WRITTEN PROBLEM =>
Can you print every record below exactly as written?

Records from a collection of figures =>

**********

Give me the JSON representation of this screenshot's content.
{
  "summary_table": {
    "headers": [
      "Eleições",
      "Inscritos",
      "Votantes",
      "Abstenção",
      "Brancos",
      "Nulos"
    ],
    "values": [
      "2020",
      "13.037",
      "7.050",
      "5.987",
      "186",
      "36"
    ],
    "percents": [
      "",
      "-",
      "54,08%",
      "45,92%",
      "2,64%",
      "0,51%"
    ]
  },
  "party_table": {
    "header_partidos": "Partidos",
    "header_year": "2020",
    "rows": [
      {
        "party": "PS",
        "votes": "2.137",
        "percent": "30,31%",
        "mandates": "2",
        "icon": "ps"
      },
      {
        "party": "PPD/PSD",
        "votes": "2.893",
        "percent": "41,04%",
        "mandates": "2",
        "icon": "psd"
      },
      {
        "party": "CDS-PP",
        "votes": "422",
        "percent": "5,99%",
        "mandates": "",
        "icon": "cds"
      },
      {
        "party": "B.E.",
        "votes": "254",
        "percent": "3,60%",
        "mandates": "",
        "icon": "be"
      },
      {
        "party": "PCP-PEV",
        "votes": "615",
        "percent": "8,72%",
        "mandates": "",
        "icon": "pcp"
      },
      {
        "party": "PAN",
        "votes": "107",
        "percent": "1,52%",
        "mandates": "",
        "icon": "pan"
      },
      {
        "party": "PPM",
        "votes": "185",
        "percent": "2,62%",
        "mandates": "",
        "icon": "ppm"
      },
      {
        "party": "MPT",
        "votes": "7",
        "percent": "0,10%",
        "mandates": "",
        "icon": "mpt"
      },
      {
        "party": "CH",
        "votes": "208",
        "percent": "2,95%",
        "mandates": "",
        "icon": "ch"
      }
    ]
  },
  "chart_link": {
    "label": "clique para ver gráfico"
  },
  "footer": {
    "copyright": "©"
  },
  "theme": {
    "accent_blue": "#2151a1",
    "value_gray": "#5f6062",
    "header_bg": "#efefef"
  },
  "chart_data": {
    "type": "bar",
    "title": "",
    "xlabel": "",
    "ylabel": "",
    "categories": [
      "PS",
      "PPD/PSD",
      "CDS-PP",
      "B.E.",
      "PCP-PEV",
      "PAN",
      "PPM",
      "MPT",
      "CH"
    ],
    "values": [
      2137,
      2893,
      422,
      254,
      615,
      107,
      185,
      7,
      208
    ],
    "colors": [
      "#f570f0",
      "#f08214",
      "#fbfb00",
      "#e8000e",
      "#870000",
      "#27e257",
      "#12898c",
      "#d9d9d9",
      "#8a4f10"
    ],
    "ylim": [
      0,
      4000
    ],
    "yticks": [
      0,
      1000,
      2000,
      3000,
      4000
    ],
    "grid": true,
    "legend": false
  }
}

**********

FULL RESPONSE =>
Give me the JSON representation of this screenshot's content.
{
  "summary_table": {
    "headers": [
      "Eleições",
      "Inscritos",
      "Votantes",
      "Abstenção",
      "Brancos",
      "Nulos"
    ],
    "values": [
      "2020",
      "13.037",
      "7.050",
      "5.987",
      "186",
      "36"
    ],
    "percents": [
      "",
      "-",
      "54,08%",
      "45,92%",
      "2,64%",
      "0,51%"
    ]
  },
  "party_table": {
    "header_partidos": "Partidos",
    "header_year": "2020",
    "rows": [
      {
        "party": "PS",
        "votes": "2.137",
        "percent": "30,31%",
        "mandates": "2",
        "icon": "ps"
      },
      {
        "party": "PPD/PSD",
        "votes": "2.893",
        "percent": "41,04%",
        "mandates": "2",
        "icon": "psd"
      },
      {
        "party": "CDS-PP",
        "votes": "422",
        "percent": "5,99%",
        "mandates": "",
        "icon": "cds"
      },
      {
        "party": "B.E.",
        "votes": "254",
        "percent": "3,60%",
        "mandates": "",
        "icon": "be"
      },
      {
        "party": "PCP-PEV",
        "votes": "615",
        "percent": "8,72%",
        "mandates": "",
        "icon": "pcp"
      },
      {
        "party": "PAN",
        "votes": "107",
        "percent": "1,52%",
        "mandates": "",
        "icon": "pan"
      },
      {
        "party": "PPM",
        "votes": "185",
        "percent": "2,62%",
        "mandates": "",
        "icon": "ppm"
      },
      {
        "party": "MPT",
        "votes": "7",
        "percent": "0,10%",
        "mandates": "",
        "icon": "mpt"
      },
      {
        "party": "CH",
        "votes": "208",
        "percent": "2,95%",
        "mandates": "",
        "icon": "ch"
      }
    ]
  },
  "chart_link": {
    "label": "clique para ver gráfico"
  },
  "footer": {
    "copyright": "©"
  },
  "theme": {
    "accent_blue": "#2151a1",
    "value_gray": "#5f6062",
    "header_bg": "#efefef"
  },
  "chart_data": {
    "type": "bar",
    "title": "",
    "xlabel": "",
    "ylabel": "",
    "categories": [
      "PS",
      "PPD/PSD",
      "CDS-PP",
      "B.E.",
      "PCP-PEV",
      "PAN",
      "PPM",
      "MPT",
      "CH"
    ],
    "values": [
      2137,
      2893,
      422,
      254,
      615,
      107,
      185,
      7,
      208
    ],
    "colors": [
      "#f570f0",
      "#f08214",
      "#fbfb00",
      "#e8000e",
      "#870000",
      "#27e257",
      "#12898c",
      "#d9d9d9",
      "#8a4f10"
    ],
    "ylim": [
      0,
      4000
    ],
    "yticks": [
      0,
      1000,
      2000,
      3000,
      4000
    ],
    "grid": true,
    "legend": false
  }
}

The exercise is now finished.